* Data rows
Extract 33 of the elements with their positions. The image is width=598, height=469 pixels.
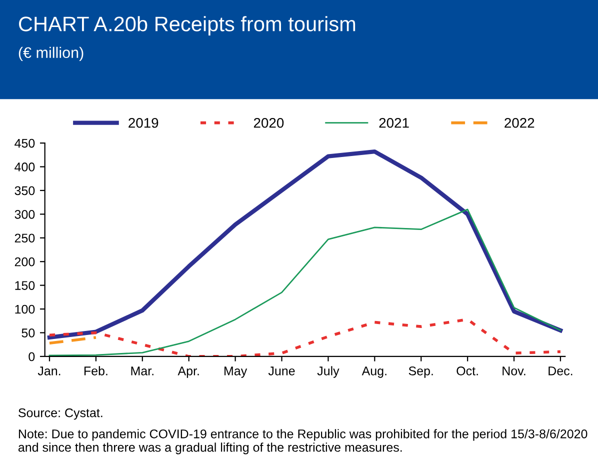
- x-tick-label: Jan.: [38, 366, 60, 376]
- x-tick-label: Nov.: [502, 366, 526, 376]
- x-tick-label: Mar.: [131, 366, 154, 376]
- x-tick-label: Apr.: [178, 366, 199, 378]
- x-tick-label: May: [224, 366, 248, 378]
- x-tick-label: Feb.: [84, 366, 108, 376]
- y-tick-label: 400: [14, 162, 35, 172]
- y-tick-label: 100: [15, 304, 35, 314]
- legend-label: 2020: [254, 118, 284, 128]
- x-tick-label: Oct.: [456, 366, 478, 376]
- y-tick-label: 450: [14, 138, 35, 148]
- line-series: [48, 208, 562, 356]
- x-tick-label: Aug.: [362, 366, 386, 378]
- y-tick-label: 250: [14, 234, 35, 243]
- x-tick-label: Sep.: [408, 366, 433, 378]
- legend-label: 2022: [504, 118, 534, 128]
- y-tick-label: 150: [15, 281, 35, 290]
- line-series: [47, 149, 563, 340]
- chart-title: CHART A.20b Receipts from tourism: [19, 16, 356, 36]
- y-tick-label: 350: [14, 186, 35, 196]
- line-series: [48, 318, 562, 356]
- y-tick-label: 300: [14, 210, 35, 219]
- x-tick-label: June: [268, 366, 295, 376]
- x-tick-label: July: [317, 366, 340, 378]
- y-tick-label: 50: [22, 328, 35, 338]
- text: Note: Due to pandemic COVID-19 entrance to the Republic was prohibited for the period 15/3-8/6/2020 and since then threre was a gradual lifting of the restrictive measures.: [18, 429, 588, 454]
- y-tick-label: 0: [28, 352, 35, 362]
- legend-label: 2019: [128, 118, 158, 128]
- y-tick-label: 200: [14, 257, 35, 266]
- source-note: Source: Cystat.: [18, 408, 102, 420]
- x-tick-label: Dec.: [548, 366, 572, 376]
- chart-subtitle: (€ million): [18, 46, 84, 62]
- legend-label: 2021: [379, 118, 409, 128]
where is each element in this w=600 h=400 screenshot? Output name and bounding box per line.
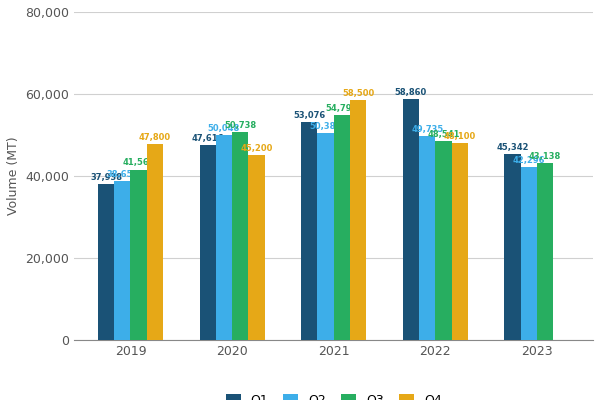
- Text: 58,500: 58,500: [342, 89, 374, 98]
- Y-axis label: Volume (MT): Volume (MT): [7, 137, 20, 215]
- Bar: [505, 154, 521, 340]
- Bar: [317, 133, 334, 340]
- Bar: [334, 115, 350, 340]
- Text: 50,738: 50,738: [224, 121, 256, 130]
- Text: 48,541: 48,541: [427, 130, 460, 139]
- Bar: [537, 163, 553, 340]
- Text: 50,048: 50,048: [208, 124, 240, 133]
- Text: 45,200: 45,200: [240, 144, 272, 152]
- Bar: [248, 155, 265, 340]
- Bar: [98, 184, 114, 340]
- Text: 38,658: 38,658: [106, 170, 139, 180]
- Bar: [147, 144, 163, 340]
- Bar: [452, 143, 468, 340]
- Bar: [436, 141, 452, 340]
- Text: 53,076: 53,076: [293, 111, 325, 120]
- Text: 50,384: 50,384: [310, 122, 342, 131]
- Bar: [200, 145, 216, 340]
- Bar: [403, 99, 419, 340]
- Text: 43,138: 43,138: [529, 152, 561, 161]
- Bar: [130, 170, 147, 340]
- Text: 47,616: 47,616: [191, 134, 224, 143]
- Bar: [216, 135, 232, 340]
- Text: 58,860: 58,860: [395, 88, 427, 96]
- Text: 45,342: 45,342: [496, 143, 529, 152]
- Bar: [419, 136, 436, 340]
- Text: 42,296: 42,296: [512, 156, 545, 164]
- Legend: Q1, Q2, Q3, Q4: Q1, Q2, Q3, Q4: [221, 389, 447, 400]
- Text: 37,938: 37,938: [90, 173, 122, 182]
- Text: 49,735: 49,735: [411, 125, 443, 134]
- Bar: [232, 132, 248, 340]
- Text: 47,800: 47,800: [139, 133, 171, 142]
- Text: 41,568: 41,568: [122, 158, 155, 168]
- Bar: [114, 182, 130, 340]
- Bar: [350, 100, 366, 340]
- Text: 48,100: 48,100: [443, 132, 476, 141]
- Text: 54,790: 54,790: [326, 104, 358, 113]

* What to work on
Can you repeat every line of the listing above word for word, leaving out the pictures?

* Task answer
Extract 33 of the elements with their positions. The image is width=598, height=469 pixels.
- x-tick-label: Jan.: [38, 366, 60, 376]
- x-tick-label: Nov.: [502, 366, 526, 376]
- x-tick-label: Mar.: [131, 366, 154, 376]
- x-tick-label: Apr.: [178, 366, 199, 378]
- x-tick-label: May: [224, 366, 248, 378]
- x-tick-label: Feb.: [84, 366, 108, 376]
- y-tick-label: 400: [14, 162, 35, 172]
- y-tick-label: 100: [15, 304, 35, 314]
- legend-label: 2020: [254, 118, 284, 128]
- x-tick-label: Oct.: [456, 366, 478, 376]
- y-tick-label: 450: [14, 138, 35, 148]
- line-series: [48, 208, 562, 356]
- x-tick-label: Aug.: [362, 366, 386, 378]
- y-tick-label: 250: [14, 234, 35, 243]
- x-tick-label: Sep.: [408, 366, 433, 378]
- legend-label: 2022: [504, 118, 534, 128]
- y-tick-label: 150: [15, 281, 35, 290]
- line-series: [47, 149, 563, 340]
- chart-title: CHART A.20b Receipts from tourism: [19, 16, 356, 36]
- y-tick-label: 350: [14, 186, 35, 196]
- line-series: [48, 318, 562, 356]
- y-tick-label: 300: [14, 210, 35, 219]
- x-tick-label: June: [268, 366, 295, 376]
- x-tick-label: July: [317, 366, 340, 378]
- y-tick-label: 50: [22, 328, 35, 338]
- text: Note: Due to pandemic COVID-19 entrance to the Republic was prohibited for the period 15/3-8/6/2020 and since then threre was a gradual lifting of the restrictive measures.: [18, 429, 588, 454]
- y-tick-label: 0: [28, 352, 35, 362]
- legend-label: 2019: [128, 118, 158, 128]
- y-tick-label: 200: [14, 257, 35, 266]
- source-note: Source: Cystat.: [18, 408, 102, 420]
- x-tick-label: Dec.: [548, 366, 572, 376]
- chart-subtitle: (€ million): [18, 46, 84, 62]
- legend-label: 2021: [379, 118, 409, 128]
where is each element in this w=600 h=400 screenshot? Output name and bounding box per line.
- Text: 58,500: 58,500: [342, 89, 374, 98]
- Y-axis label: Volume (MT): Volume (MT): [7, 137, 20, 215]
- Bar: [505, 154, 521, 340]
- Bar: [317, 133, 334, 340]
- Bar: [334, 115, 350, 340]
- Text: 50,738: 50,738: [224, 121, 256, 130]
- Text: 48,541: 48,541: [427, 130, 460, 139]
- Bar: [537, 163, 553, 340]
- Text: 50,048: 50,048: [208, 124, 240, 133]
- Text: 45,200: 45,200: [240, 144, 272, 152]
- Bar: [248, 155, 265, 340]
- Bar: [98, 184, 114, 340]
- Text: 38,658: 38,658: [106, 170, 139, 180]
- Bar: [147, 144, 163, 340]
- Bar: [452, 143, 468, 340]
- Bar: [436, 141, 452, 340]
- Text: 53,076: 53,076: [293, 111, 325, 120]
- Text: 50,384: 50,384: [310, 122, 342, 131]
- Bar: [200, 145, 216, 340]
- Bar: [403, 99, 419, 340]
- Text: 43,138: 43,138: [529, 152, 561, 161]
- Bar: [130, 170, 147, 340]
- Text: 47,616: 47,616: [191, 134, 224, 143]
- Bar: [216, 135, 232, 340]
- Text: 58,860: 58,860: [395, 88, 427, 96]
- Text: 45,342: 45,342: [496, 143, 529, 152]
- Bar: [419, 136, 436, 340]
- Text: 42,296: 42,296: [512, 156, 545, 164]
- Legend: Q1, Q2, Q3, Q4: Q1, Q2, Q3, Q4: [221, 389, 447, 400]
- Text: 37,938: 37,938: [90, 173, 122, 182]
- Text: 49,735: 49,735: [411, 125, 443, 134]
- Bar: [232, 132, 248, 340]
- Text: 47,800: 47,800: [139, 133, 171, 142]
- Text: 41,568: 41,568: [122, 158, 155, 168]
- Bar: [114, 182, 130, 340]
- Bar: [350, 100, 366, 340]
- Text: 48,100: 48,100: [443, 132, 476, 141]
- Text: 54,790: 54,790: [326, 104, 358, 113]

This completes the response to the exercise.